• _What is needed_
Review the listing and copy each line that holds the word "Throughput".
▬▬▬▬▬▬▬▬▬▬
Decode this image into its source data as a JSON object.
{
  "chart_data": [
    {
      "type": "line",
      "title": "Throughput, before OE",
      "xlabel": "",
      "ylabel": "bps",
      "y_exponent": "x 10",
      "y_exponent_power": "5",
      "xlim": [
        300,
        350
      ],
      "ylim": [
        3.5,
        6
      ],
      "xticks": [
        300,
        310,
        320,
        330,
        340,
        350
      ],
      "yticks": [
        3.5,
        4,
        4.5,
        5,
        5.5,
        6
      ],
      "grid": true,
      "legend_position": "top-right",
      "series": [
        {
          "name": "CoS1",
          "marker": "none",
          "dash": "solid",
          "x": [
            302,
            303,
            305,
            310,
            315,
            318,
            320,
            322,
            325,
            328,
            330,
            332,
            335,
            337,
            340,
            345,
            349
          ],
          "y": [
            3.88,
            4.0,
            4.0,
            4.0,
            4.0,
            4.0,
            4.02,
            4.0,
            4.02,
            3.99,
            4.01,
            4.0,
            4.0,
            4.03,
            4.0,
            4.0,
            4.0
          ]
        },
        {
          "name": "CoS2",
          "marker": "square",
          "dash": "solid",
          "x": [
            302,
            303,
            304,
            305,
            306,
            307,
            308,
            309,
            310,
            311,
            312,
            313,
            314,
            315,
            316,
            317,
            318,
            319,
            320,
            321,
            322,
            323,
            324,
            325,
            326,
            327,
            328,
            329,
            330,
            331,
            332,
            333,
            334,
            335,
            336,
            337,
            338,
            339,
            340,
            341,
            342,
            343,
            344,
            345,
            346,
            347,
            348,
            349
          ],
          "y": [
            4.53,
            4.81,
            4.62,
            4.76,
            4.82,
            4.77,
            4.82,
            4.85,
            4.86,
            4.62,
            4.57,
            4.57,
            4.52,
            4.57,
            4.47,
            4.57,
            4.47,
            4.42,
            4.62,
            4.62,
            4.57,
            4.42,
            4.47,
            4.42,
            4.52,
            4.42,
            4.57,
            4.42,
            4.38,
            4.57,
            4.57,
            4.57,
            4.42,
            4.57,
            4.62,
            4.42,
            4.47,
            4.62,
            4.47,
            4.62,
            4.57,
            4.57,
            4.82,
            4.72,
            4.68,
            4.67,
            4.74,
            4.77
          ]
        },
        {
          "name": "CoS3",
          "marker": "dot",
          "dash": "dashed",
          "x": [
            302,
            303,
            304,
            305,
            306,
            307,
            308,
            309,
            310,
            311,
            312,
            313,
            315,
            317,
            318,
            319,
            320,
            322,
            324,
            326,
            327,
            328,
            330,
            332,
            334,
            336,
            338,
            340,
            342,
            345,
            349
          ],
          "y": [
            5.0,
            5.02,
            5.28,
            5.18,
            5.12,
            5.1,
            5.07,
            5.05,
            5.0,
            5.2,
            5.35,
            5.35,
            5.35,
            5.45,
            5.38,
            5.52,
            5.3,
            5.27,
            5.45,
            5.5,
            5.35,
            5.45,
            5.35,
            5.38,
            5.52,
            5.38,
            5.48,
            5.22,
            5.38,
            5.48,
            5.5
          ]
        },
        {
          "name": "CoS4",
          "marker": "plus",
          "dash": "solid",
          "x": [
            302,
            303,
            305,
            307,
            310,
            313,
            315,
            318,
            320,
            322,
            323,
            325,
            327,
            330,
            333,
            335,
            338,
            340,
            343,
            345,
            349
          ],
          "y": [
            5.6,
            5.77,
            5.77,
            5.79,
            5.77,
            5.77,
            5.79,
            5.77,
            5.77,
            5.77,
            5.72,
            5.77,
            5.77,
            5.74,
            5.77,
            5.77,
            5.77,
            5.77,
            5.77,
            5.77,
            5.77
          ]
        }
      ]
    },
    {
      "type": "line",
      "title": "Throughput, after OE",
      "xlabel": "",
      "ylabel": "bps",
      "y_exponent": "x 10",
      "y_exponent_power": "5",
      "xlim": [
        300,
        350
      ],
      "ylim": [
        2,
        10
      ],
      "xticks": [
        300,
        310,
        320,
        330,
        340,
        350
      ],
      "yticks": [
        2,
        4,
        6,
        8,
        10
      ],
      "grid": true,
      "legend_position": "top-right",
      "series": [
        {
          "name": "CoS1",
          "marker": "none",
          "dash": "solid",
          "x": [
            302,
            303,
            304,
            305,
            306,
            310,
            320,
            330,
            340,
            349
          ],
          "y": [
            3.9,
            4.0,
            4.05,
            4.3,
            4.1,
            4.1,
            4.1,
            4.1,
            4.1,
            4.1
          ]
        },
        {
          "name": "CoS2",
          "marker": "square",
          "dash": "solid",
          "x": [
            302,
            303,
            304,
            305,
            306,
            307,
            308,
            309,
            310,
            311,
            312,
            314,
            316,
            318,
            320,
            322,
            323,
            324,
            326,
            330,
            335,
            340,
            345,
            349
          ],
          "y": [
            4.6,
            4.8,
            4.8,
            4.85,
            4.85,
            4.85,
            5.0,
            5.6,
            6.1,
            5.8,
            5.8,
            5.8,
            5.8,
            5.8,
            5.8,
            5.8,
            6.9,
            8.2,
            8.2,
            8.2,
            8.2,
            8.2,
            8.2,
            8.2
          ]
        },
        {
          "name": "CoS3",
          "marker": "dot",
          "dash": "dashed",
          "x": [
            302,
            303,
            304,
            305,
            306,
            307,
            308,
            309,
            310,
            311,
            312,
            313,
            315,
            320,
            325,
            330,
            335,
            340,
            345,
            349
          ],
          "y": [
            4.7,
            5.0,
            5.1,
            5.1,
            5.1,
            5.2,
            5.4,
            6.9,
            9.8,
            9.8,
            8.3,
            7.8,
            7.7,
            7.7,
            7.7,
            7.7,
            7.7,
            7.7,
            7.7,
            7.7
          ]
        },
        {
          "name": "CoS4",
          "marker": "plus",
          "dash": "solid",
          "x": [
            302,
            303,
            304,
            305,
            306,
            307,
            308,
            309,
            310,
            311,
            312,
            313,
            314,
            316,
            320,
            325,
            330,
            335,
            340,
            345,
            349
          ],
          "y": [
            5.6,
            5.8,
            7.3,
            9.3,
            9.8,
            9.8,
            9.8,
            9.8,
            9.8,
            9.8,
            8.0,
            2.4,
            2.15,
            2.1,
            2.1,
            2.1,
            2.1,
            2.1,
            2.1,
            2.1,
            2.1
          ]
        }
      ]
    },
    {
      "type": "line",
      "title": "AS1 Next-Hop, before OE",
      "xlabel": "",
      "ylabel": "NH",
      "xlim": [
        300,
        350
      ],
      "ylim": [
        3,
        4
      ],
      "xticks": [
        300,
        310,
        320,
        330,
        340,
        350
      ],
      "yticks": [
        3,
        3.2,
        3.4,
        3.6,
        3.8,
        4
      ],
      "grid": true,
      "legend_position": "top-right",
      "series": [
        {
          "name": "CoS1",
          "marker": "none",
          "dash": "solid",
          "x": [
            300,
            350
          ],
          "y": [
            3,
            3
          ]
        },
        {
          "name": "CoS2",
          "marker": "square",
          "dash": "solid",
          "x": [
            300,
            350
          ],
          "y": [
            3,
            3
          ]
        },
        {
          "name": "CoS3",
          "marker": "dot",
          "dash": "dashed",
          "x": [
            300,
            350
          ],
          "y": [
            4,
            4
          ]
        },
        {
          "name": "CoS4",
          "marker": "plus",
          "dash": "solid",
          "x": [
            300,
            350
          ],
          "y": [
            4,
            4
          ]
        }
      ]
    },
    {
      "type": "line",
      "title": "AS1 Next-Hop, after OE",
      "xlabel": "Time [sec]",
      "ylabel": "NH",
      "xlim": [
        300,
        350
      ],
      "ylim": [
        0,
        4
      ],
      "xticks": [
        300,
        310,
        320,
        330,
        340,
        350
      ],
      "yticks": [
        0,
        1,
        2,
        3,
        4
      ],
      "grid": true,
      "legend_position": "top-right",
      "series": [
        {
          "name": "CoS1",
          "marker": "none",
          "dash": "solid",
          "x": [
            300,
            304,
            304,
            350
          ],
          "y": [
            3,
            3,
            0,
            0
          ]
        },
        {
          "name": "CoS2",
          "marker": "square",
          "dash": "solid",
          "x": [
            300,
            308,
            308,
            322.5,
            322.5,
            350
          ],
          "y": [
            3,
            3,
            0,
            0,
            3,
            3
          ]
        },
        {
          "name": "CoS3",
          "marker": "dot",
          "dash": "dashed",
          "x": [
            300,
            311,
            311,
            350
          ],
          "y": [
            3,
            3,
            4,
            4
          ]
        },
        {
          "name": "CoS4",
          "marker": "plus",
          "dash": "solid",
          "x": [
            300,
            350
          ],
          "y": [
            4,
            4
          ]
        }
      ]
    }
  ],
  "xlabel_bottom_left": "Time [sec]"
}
▬▬▬▬▬▬▬▬▬▬
• _Exercise solution_
      "title": "Throughput, before OE",
      "title": "Throughput, after OE",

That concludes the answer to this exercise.